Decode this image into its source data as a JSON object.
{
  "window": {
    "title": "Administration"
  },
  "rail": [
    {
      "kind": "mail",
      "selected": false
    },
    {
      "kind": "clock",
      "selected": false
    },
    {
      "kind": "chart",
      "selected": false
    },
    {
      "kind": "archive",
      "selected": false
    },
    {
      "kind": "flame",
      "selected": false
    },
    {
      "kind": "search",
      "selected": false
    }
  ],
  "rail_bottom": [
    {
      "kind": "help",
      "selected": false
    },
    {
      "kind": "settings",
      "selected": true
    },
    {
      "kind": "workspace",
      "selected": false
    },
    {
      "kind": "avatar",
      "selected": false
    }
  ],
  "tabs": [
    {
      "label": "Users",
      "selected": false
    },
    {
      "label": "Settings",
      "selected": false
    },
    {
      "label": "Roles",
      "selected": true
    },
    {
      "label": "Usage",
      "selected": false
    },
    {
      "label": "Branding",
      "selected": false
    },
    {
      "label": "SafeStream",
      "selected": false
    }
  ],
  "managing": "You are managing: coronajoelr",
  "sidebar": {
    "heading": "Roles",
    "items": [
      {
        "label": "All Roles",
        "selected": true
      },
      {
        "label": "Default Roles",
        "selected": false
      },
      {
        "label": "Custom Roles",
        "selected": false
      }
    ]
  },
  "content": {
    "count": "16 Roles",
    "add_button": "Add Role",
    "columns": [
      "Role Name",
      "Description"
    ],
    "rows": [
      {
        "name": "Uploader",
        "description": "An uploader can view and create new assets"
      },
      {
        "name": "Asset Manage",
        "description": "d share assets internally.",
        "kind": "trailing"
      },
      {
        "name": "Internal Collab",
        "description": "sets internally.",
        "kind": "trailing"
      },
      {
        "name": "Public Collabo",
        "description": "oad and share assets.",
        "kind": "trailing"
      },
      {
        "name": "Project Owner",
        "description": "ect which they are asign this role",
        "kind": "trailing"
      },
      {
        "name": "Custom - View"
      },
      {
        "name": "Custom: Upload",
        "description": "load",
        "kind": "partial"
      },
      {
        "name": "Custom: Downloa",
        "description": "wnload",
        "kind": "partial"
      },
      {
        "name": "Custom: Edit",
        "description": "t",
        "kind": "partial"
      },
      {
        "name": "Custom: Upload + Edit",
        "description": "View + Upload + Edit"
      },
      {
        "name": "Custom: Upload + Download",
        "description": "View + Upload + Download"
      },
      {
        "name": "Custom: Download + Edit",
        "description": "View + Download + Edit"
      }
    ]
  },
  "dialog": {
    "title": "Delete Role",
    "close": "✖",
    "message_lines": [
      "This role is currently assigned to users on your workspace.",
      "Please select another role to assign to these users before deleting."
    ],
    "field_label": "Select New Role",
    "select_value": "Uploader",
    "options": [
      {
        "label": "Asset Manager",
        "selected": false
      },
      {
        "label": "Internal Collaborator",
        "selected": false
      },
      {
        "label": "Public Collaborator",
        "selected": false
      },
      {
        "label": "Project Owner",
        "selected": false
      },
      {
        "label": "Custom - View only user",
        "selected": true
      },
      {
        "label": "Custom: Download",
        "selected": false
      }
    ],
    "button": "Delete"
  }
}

^^^^^^^^^^^^^^^^

Exercise prompt => Copy each line of the entries that includes the word "Collaborator".

The result =>
        "label": "Internal Collaborator",
        "label": "Public Collaborator",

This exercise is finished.